▸ Goal of the exercise
Some lines in the records below may hold the word "Ctrl"; give the number of those lines and nothing else.

▸ Exercise input
===============

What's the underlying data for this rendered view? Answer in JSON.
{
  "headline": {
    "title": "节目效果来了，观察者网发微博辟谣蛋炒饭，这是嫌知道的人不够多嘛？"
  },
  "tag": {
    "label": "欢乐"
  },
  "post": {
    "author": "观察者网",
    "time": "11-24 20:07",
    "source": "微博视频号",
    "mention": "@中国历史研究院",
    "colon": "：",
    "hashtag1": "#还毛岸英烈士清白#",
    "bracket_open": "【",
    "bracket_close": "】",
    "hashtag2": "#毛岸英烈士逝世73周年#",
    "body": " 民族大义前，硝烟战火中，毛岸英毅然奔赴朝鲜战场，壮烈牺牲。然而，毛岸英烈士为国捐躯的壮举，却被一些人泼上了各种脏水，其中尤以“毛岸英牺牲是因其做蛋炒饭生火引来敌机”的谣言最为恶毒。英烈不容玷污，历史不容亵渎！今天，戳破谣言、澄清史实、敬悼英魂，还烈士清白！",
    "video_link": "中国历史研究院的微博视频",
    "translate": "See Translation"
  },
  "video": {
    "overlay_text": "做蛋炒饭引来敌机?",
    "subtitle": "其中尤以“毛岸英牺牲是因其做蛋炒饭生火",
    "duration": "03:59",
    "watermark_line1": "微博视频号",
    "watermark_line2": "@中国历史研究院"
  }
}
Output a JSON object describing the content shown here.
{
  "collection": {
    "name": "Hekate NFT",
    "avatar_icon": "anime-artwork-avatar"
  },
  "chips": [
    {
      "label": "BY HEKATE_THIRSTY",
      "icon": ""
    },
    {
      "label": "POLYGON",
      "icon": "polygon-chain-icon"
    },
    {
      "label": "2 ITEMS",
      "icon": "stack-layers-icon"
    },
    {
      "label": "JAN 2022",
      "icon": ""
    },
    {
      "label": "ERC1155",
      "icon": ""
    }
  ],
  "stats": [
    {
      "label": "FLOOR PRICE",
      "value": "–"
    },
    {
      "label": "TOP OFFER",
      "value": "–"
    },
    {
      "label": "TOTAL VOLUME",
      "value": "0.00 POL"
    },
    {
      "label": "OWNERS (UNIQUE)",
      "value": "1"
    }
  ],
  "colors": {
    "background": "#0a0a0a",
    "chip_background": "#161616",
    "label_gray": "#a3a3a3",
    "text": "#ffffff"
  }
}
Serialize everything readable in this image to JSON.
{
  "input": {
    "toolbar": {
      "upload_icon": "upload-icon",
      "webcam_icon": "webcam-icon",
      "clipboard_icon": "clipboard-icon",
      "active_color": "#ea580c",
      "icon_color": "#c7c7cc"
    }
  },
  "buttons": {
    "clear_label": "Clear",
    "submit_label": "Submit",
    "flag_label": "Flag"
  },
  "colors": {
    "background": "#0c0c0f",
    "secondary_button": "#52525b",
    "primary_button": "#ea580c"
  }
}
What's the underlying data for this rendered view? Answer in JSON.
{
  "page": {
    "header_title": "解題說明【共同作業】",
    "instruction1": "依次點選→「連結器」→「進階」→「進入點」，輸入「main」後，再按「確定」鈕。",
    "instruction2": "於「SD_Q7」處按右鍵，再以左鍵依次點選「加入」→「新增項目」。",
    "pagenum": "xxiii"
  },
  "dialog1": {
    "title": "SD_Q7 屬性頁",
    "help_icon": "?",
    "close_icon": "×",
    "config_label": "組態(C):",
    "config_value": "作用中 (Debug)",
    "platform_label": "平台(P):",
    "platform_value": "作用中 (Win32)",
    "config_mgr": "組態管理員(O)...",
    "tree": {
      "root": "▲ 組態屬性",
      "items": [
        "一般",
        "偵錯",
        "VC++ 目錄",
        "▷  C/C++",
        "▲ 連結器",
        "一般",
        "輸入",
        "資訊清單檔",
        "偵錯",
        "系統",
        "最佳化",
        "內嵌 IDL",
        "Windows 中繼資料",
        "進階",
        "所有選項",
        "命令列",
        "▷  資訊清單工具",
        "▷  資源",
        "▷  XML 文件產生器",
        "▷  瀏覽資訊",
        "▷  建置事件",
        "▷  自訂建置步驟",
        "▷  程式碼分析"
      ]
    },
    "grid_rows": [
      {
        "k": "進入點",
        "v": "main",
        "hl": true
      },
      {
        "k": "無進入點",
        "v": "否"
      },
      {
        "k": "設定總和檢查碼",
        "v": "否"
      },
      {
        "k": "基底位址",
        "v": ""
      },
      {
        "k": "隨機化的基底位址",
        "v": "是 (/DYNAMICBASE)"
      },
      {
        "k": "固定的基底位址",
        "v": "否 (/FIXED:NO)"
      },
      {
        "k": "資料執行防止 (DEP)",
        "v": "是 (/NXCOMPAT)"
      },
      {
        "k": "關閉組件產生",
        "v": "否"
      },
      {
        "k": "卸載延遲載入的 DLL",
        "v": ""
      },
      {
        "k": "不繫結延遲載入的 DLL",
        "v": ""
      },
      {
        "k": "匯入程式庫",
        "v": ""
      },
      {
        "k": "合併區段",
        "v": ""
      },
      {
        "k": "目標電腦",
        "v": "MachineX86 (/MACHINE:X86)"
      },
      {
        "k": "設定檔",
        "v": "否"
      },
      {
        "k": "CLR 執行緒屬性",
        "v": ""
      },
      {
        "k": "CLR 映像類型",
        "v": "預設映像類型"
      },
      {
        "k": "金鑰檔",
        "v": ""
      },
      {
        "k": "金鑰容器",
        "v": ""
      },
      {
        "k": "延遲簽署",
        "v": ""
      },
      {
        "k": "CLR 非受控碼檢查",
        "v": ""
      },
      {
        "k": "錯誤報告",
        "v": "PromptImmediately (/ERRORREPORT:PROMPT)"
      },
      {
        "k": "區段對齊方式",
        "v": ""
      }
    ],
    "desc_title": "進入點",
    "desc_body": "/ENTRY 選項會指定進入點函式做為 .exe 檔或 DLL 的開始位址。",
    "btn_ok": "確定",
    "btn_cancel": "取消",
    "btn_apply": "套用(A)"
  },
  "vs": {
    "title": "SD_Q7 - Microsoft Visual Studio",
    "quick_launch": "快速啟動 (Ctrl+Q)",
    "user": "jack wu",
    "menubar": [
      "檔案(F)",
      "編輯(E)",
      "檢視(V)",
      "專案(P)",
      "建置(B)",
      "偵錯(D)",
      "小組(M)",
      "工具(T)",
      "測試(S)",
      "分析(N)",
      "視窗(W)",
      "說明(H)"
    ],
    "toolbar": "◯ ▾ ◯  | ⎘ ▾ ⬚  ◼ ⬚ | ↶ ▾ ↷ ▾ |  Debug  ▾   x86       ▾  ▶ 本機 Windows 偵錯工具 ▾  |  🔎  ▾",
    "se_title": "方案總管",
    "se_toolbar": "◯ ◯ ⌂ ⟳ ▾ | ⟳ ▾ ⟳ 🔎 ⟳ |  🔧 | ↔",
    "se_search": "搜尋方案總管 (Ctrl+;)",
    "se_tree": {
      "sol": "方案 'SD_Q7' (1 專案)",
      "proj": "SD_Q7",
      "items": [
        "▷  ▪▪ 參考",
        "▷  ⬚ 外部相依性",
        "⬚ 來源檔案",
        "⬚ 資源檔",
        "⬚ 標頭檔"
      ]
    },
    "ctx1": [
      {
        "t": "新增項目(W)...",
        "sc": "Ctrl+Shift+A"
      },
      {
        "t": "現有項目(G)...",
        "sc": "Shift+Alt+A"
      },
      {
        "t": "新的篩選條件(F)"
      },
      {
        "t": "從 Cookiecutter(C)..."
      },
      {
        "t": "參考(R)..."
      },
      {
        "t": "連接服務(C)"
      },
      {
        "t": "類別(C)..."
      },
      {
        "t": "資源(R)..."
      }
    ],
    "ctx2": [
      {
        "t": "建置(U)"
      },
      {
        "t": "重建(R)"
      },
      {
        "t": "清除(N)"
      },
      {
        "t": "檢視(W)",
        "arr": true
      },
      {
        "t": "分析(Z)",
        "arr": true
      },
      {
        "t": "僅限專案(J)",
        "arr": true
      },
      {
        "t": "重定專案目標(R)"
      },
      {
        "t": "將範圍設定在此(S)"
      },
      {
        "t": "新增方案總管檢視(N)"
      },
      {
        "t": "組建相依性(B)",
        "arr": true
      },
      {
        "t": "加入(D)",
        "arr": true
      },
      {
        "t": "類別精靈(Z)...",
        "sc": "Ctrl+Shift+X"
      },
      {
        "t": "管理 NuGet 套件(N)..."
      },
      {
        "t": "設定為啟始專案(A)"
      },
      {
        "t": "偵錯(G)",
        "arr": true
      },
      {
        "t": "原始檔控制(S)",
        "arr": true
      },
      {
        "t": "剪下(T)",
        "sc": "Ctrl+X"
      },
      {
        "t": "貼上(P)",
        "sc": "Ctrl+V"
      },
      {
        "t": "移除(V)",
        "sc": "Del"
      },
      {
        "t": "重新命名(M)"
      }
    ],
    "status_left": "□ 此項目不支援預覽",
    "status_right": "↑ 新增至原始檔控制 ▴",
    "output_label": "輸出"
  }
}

===============

▸ Solved problem
6